───── DATA LISTING ─────
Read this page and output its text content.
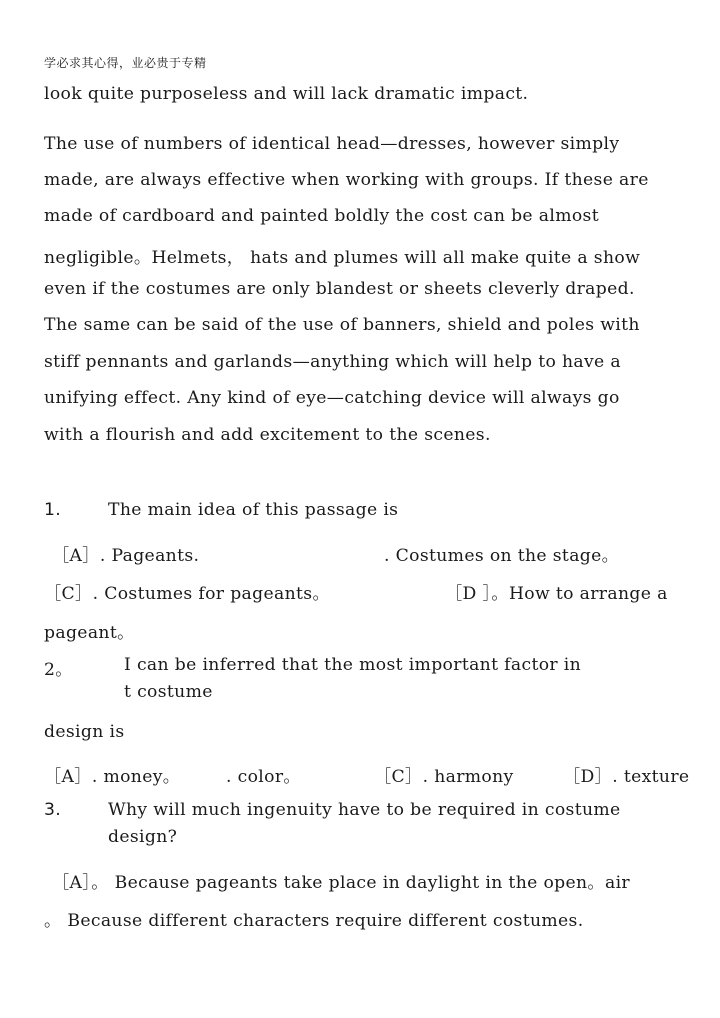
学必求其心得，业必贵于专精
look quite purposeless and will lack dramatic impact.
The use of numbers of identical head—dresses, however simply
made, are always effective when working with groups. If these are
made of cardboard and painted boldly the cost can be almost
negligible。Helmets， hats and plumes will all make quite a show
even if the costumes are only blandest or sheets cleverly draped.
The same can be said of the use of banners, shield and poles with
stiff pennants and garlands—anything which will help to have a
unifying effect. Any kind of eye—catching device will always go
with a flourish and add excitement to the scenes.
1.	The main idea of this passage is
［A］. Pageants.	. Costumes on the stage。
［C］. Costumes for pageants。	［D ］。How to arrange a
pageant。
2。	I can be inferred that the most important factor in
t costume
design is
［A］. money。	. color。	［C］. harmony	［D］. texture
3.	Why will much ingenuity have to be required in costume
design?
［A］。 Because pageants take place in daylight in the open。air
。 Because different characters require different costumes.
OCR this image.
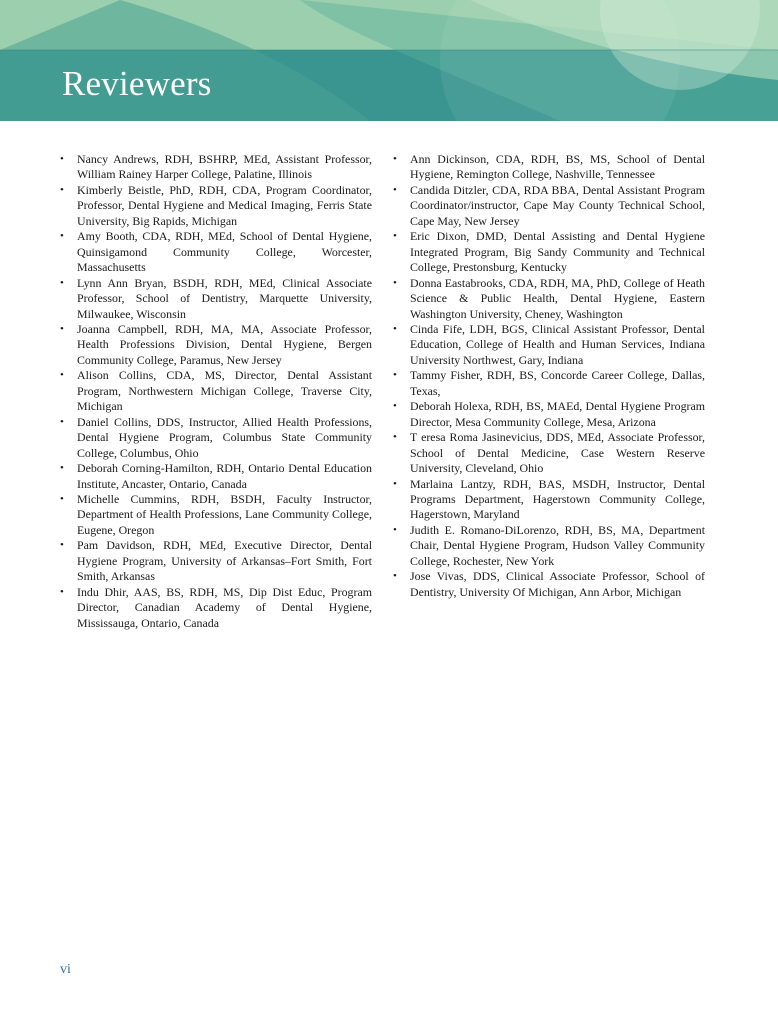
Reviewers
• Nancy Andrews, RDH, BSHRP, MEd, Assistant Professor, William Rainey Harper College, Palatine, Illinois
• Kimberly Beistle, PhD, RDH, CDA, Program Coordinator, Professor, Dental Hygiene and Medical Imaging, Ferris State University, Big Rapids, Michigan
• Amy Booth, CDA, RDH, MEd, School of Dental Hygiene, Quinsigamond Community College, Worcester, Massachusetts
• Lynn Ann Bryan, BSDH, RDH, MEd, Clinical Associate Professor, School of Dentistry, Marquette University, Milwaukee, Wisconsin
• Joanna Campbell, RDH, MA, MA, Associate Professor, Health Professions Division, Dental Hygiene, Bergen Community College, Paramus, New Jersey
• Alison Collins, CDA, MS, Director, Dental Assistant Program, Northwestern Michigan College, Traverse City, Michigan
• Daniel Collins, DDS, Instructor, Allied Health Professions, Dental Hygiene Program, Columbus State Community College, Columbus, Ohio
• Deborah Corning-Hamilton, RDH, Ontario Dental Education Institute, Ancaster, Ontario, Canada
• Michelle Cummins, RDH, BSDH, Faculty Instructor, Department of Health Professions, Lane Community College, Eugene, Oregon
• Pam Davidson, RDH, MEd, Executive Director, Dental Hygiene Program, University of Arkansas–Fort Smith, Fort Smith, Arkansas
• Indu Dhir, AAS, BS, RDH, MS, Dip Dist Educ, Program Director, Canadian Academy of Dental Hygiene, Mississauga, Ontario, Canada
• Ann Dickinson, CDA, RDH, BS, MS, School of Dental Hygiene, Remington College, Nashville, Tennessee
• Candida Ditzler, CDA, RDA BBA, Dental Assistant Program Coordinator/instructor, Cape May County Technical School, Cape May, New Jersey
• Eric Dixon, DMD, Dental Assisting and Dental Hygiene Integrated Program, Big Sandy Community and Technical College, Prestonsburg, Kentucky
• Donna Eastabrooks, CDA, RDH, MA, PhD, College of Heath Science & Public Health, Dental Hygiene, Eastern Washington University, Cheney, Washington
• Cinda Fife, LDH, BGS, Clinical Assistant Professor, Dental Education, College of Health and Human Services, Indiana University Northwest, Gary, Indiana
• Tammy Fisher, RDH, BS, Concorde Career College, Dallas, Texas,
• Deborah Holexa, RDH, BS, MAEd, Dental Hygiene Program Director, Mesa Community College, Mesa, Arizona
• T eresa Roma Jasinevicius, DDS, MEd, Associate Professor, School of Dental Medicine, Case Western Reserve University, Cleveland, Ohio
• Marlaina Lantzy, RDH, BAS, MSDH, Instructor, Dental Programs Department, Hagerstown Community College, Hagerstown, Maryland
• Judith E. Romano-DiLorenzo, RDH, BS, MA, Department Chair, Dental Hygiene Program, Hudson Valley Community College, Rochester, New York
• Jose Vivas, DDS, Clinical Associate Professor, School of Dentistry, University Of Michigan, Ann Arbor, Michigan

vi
─────
───── DATA LISTING ─────
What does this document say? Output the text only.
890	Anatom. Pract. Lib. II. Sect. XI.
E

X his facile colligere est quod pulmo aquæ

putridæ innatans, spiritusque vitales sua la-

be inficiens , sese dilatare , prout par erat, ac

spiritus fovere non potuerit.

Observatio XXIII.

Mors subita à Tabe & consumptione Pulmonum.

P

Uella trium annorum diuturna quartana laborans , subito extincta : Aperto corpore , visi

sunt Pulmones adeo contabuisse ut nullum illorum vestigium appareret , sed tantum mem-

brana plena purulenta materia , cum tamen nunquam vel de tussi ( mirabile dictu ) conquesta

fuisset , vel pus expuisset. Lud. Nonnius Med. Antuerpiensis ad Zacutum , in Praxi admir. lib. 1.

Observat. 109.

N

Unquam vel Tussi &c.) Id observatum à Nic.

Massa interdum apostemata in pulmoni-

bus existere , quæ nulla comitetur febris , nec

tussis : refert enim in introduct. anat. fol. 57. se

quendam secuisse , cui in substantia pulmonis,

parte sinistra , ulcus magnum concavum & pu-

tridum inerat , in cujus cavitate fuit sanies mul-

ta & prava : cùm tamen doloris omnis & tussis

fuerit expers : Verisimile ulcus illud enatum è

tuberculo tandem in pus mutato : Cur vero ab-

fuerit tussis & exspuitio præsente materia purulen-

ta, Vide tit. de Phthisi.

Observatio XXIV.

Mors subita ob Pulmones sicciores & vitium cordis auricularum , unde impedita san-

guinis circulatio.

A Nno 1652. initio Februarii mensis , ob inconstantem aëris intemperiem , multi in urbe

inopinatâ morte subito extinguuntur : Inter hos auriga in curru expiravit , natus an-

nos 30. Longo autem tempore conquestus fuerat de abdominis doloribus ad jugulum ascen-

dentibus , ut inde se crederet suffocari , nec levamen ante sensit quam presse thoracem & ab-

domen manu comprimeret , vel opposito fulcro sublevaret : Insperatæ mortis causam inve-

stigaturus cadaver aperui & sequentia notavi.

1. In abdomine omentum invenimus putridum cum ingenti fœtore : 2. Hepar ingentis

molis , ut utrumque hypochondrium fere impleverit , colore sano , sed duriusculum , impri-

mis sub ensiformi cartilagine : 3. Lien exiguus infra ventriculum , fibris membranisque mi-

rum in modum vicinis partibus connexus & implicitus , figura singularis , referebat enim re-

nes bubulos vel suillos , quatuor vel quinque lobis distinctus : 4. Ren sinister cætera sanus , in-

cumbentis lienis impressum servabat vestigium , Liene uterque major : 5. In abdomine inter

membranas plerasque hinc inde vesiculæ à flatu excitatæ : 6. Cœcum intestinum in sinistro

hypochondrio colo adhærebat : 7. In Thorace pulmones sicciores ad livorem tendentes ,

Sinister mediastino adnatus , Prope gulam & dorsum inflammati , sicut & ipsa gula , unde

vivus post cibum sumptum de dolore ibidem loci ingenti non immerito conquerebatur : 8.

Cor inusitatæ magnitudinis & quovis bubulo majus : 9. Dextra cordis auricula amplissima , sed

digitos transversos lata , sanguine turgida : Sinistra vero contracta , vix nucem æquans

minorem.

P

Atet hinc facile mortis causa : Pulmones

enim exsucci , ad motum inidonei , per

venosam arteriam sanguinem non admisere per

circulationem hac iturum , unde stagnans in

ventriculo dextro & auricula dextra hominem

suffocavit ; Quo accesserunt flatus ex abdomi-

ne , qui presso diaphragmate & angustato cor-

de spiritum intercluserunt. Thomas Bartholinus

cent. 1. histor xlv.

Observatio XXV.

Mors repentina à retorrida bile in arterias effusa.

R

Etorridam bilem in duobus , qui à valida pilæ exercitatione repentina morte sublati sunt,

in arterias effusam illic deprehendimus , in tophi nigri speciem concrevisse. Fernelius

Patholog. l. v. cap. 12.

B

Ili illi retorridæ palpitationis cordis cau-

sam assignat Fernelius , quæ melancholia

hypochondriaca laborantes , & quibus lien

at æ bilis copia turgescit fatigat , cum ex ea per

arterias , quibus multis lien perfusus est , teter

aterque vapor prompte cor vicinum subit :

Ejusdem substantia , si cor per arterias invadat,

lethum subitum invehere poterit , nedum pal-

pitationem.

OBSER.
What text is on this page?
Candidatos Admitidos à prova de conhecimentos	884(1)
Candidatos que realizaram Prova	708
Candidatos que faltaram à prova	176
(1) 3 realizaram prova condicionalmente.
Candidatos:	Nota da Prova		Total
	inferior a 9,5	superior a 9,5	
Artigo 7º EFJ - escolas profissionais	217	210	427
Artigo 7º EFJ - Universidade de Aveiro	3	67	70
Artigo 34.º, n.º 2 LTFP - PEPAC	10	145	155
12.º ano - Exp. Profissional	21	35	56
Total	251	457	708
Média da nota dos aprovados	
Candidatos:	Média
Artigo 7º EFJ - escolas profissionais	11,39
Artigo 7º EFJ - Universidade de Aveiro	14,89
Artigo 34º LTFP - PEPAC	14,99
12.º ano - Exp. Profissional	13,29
─────
**WHAT IS BEING ASKED**:
Copy all lines from the data that hold the word "Artigo".

**WORKED ANSWER**:
Artigo 7º EFJ - escolas profissionais	217	210	427
Artigo 7º EFJ - Universidade de Aveiro	3	67	70
Artigo 34.º, n.º 2 LTFP - PEPAC	10	145	155
Artigo 7º EFJ - escolas profissionais	11,39
Artigo 7º EFJ - Universidade de Aveiro	14,89
Artigo 34º LTFP - PEPAC	14,99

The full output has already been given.